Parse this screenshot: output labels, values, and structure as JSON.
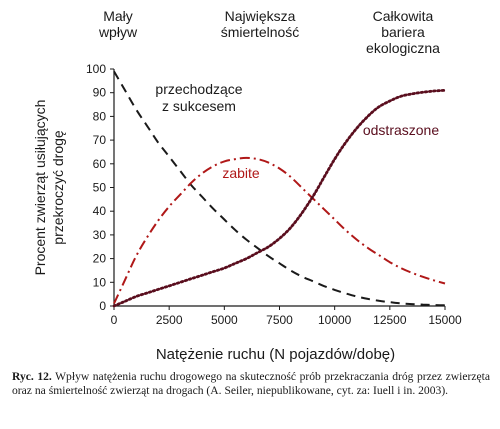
{
  "chart_data": {
    "type": "line",
    "xlabel": "Natężenie ruchu (N pojazdów/dobę)",
    "ylabel_lines": [
      "Procent zwierząt usiłujących",
      "przekroczyć drogę"
    ],
    "xlim": [
      0,
      15000
    ],
    "ylim": [
      0,
      100
    ],
    "x_ticks": [
      0,
      2500,
      5000,
      7500,
      10000,
      12500,
      15000
    ],
    "y_ticks": [
      0,
      10,
      20,
      30,
      40,
      50,
      60,
      70,
      80,
      90,
      100
    ],
    "zones": [
      {
        "lines": [
          "Mały",
          "wpływ"
        ]
      },
      {
        "lines": [
          "Największa",
          "śmiertelność"
        ]
      },
      {
        "lines": [
          "Całkowita",
          "bariera",
          "ekologiczna"
        ]
      }
    ],
    "series": [
      {
        "name_lines": [
          "przechodzące",
          "z sukcesem"
        ],
        "color": "#1a1a1a",
        "style": "dashed",
        "x": [
          0,
          500,
          1000,
          1500,
          2000,
          2500,
          3000,
          3500,
          4000,
          4500,
          5000,
          5500,
          6000,
          6500,
          7000,
          7500,
          8000,
          8500,
          9000,
          9500,
          10000,
          10500,
          11000,
          11500,
          12000,
          12500,
          13000,
          13500,
          14000,
          14500,
          15000
        ],
        "y": [
          99,
          91,
          83,
          76,
          69,
          63,
          57,
          51,
          46,
          41,
          36.5,
          32,
          28,
          24.5,
          21,
          18,
          15,
          12.5,
          10.5,
          8.5,
          6.8,
          5.3,
          4,
          3,
          2.2,
          1.6,
          1.1,
          0.8,
          0.6,
          0.4,
          0.3
        ]
      },
      {
        "name_lines": [
          "zabite"
        ],
        "color": "#b01818",
        "style": "dashdot",
        "x": [
          0,
          500,
          1000,
          1500,
          2000,
          2500,
          3000,
          3500,
          4000,
          4500,
          5000,
          5500,
          6000,
          6500,
          7000,
          7500,
          8000,
          8500,
          9000,
          9500,
          10000,
          10500,
          11000,
          11500,
          12000,
          12500,
          13000,
          13500,
          14000,
          14500,
          15000
        ],
        "y": [
          1,
          11,
          21,
          29,
          36,
          42,
          47,
          52,
          56,
          59,
          61,
          62,
          62.5,
          62,
          60.5,
          58,
          54.5,
          50,
          45.5,
          41,
          36.5,
          32,
          28,
          24.5,
          21.5,
          18.5,
          16,
          14,
          12.3,
          10.8,
          9.5
        ]
      },
      {
        "name_lines": [
          "odstraszone"
        ],
        "color": "#5a0e1e",
        "style": "dotted",
        "x": [
          0,
          500,
          1000,
          1500,
          2000,
          2500,
          3000,
          3500,
          4000,
          4500,
          5000,
          5500,
          6000,
          6500,
          7000,
          7500,
          8000,
          8500,
          9000,
          9500,
          10000,
          10500,
          11000,
          11500,
          12000,
          12500,
          13000,
          13500,
          14000,
          14500,
          15000
        ],
        "y": [
          0,
          2,
          4,
          5.5,
          7,
          8.5,
          10,
          11.5,
          13,
          14.5,
          16,
          18,
          20,
          22.5,
          25,
          28.5,
          33,
          39,
          46,
          54,
          62,
          69,
          75,
          80,
          84,
          86.5,
          88.5,
          89.5,
          90.2,
          90.7,
          91
        ]
      }
    ]
  },
  "caption": {
    "label": "Ryc. 12.",
    "text": " Wpływ natężenia ruchu drogowego na skuteczność prób przekraczania dróg przez zwierzęta oraz na śmiertelność zwierząt na drogach (A. Seiler, niepublikowane, cyt. za: Iuell i in. 2003)."
  },
  "colors": {
    "axis": "#1a1a1a",
    "text": "#1a1a1a",
    "label_red": "#b01818"
  }
}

_WRITTEN PROBLEM_
Every line of the records that includes the word "ruchu" should be gathered.

_TASK RESPONSE_
    "xlabel": "Natężenie ruchu (N pojazdów/dobę)",
    "text": " Wpływ natężenia ruchu drogowego na skuteczność prób przekraczania dróg przez zwierzęta oraz na śmiertelność zwierząt na drogach (A. Seiler, niepublikowane, cyt. za: Iuell i in. 2003)."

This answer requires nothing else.